*DIRECTION:* Your task is to give the data again, exactly, with every line intact.

*DATA RECORDS:*
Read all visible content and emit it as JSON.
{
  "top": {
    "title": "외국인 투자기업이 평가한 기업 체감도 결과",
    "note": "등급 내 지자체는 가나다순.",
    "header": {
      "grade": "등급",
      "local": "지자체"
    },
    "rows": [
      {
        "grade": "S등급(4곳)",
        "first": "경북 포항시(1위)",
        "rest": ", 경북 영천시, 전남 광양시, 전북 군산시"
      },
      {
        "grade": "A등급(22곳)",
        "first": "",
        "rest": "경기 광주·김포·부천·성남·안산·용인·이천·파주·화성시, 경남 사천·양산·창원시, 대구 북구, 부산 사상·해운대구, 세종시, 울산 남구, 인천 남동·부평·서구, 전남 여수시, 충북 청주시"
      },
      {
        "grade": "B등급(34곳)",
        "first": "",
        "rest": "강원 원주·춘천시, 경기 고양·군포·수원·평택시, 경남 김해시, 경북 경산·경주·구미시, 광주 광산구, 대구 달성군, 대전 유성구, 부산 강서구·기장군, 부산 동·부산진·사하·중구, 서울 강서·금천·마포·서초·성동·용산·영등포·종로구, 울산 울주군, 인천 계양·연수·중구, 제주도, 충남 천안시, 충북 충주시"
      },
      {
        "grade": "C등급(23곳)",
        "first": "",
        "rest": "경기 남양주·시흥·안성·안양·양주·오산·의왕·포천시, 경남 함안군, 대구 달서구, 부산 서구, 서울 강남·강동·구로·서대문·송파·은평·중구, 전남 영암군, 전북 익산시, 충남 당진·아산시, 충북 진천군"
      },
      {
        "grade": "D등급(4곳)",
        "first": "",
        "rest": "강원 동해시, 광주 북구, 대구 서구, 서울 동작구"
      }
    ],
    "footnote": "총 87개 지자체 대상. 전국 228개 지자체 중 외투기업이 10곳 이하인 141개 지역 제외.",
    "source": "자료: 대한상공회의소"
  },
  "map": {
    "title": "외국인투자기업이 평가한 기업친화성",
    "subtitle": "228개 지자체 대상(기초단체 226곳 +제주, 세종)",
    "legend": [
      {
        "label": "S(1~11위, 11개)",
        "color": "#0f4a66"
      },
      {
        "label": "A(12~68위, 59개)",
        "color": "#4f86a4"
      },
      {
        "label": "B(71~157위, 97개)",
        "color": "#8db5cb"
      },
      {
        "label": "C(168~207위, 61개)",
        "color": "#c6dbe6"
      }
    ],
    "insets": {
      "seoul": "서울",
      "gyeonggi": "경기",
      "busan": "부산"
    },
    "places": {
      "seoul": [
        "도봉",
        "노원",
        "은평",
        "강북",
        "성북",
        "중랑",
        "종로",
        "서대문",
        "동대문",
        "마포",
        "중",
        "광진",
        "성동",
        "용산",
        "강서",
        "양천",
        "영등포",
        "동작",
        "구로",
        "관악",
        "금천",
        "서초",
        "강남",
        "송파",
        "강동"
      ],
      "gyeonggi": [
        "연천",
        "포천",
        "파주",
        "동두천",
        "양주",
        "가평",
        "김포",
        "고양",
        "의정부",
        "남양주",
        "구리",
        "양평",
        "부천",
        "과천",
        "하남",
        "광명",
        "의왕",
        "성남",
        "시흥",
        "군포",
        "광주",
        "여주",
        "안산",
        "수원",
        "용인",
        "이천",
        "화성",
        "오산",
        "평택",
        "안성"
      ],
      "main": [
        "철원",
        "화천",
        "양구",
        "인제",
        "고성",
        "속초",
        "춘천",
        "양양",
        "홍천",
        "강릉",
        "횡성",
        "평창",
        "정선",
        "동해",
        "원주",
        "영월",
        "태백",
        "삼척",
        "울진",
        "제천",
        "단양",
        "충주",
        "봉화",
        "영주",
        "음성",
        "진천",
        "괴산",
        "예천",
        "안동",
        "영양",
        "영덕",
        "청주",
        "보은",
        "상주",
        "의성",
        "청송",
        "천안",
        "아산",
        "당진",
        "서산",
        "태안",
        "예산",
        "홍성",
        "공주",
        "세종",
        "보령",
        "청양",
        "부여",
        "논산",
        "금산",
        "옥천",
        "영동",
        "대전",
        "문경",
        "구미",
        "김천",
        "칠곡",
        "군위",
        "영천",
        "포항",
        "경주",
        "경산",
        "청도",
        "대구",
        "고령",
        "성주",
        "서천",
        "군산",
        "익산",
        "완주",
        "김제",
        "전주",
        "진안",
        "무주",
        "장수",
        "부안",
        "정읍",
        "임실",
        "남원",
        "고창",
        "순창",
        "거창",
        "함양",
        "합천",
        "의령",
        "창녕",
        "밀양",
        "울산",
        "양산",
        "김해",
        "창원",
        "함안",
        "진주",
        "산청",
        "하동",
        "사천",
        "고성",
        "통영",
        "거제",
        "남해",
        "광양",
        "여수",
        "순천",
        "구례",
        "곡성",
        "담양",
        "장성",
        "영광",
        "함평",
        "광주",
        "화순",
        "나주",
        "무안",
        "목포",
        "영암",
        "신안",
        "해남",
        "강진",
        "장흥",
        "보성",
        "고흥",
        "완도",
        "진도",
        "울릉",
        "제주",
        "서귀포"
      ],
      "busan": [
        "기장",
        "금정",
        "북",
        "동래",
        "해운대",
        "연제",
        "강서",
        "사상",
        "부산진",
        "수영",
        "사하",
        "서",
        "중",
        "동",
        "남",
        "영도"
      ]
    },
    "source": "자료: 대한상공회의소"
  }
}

*WRITTEN ANSWER:*
Read all visible content and emit it as JSON.
{
  "top": {
    "title": "외국인 투자기업이 평가한 기업 체감도 결과",
    "note": "등급 내 지자체는 가나다순.",
    "header": {
      "grade": "등급",
      "local": "지자체"
    },
    "rows": [
      {
        "grade": "S등급(4곳)",
        "first": "경북 포항시(1위)",
        "rest": ", 경북 영천시, 전남 광양시, 전북 군산시"
      },
      {
        "grade": "A등급(22곳)",
        "first": "",
        "rest": "경기 광주·김포·부천·성남·안산·용인·이천·파주·화성시, 경남 사천·양산·창원시, 대구 북구, 부산 사상·해운대구, 세종시, 울산 남구, 인천 남동·부평·서구, 전남 여수시, 충북 청주시"
      },
      {
        "grade": "B등급(34곳)",
        "first": "",
        "rest": "강원 원주·춘천시, 경기 고양·군포·수원·평택시, 경남 김해시, 경북 경산·경주·구미시, 광주 광산구, 대구 달성군, 대전 유성구, 부산 강서구·기장군, 부산 동·부산진·사하·중구, 서울 강서·금천·마포·서초·성동·용산·영등포·종로구, 울산 울주군, 인천 계양·연수·중구, 제주도, 충남 천안시, 충북 충주시"
      },
      {
        "grade": "C등급(23곳)",
        "first": "",
        "rest": "경기 남양주·시흥·안성·안양·양주·오산·의왕·포천시, 경남 함안군, 대구 달서구, 부산 서구, 서울 강남·강동·구로·서대문·송파·은평·중구, 전남 영암군, 전북 익산시, 충남 당진·아산시, 충북 진천군"
      },
      {
        "grade": "D등급(4곳)",
        "first": "",
        "rest": "강원 동해시, 광주 북구, 대구 서구, 서울 동작구"
      }
    ],
    "footnote": "총 87개 지자체 대상. 전국 228개 지자체 중 외투기업이 10곳 이하인 141개 지역 제외.",
    "source": "자료: 대한상공회의소"
  },
  "map": {
    "title": "외국인투자기업이 평가한 기업친화성",
    "subtitle": "228개 지자체 대상(기초단체 226곳 +제주, 세종)",
    "legend": [
      {
        "label": "S(1~11위, 11개)",
        "color": "#0f4a66"
      },
      {
        "label": "A(12~68위, 59개)",
        "color": "#4f86a4"
      },
      {
        "label": "B(71~157위, 97개)",
        "color": "#8db5cb"
      },
      {
        "label": "C(168~207위, 61개)",
        "color": "#c6dbe6"
      }
    ],
    "insets": {
      "seoul": "서울",
      "gyeonggi": "경기",
      "busan": "부산"
    },
    "places": {
      "seoul": [
        "도봉",
        "노원",
        "은평",
        "강북",
        "성북",
        "중랑",
        "종로",
        "서대문",
        "동대문",
        "마포",
        "중",
        "광진",
        "성동",
        "용산",
        "강서",
        "양천",
        "영등포",
        "동작",
        "구로",
        "관악",
        "금천",
        "서초",
        "강남",
        "송파",
        "강동"
      ],
      "gyeonggi": [
        "연천",
        "포천",
        "파주",
        "동두천",
        "양주",
        "가평",
        "김포",
        "고양",
        "의정부",
        "남양주",
        "구리",
        "양평",
        "부천",
        "과천",
        "하남",
        "광명",
        "의왕",
        "성남",
        "시흥",
        "군포",
        "광주",
        "여주",
        "안산",
        "수원",
        "용인",
        "이천",
        "화성",
        "오산",
        "평택",
        "안성"
      ],
      "main": [
        "철원",
        "화천",
        "양구",
        "인제",
        "고성",
        "속초",
        "춘천",
        "양양",
        "홍천",
        "강릉",
        "횡성",
        "평창",
        "정선",
        "동해",
        "원주",
        "영월",
        "태백",
        "삼척",
        "울진",
        "제천",
        "단양",
        "충주",
        "봉화",
        "영주",
        "음성",
        "진천",
        "괴산",
        "예천",
        "안동",
        "영양",
        "영덕",
        "청주",
        "보은",
        "상주",
        "의성",
        "청송",
        "천안",
        "아산",
        "당진",
        "서산",
        "태안",
        "예산",
        "홍성",
        "공주",
        "세종",
        "보령",
        "청양",
        "부여",
        "논산",
        "금산",
        "옥천",
        "영동",
        "대전",
        "문경",
        "구미",
        "김천",
        "칠곡",
        "군위",
        "영천",
        "포항",
        "경주",
        "경산",
        "청도",
        "대구",
        "고령",
        "성주",
        "서천",
        "군산",
        "익산",
        "완주",
        "김제",
        "전주",
        "진안",
        "무주",
        "장수",
        "부안",
        "정읍",
        "임실",
        "남원",
        "고창",
        "순창",
        "거창",
        "함양",
        "합천",
        "의령",
        "창녕",
        "밀양",
        "울산",
        "양산",
        "김해",
        "창원",
        "함안",
        "진주",
        "산청",
        "하동",
        "사천",
        "고성",
        "통영",
        "거제",
        "남해",
        "광양",
        "여수",
        "순천",
        "구례",
        "곡성",
        "담양",
        "장성",
        "영광",
        "함평",
        "광주",
        "화순",
        "나주",
        "무안",
        "목포",
        "영암",
        "신안",
        "해남",
        "강진",
        "장흥",
        "보성",
        "고흥",
        "완도",
        "진도",
        "울릉",
        "제주",
        "서귀포"
      ],
      "busan": [
        "기장",
        "금정",
        "북",
        "동래",
        "해운대",
        "연제",
        "강서",
        "사상",
        "부산진",
        "수영",
        "사하",
        "서",
        "중",
        "동",
        "남",
        "영도"
      ]
    },
    "source": "자료: 대한상공회의소"
  }
}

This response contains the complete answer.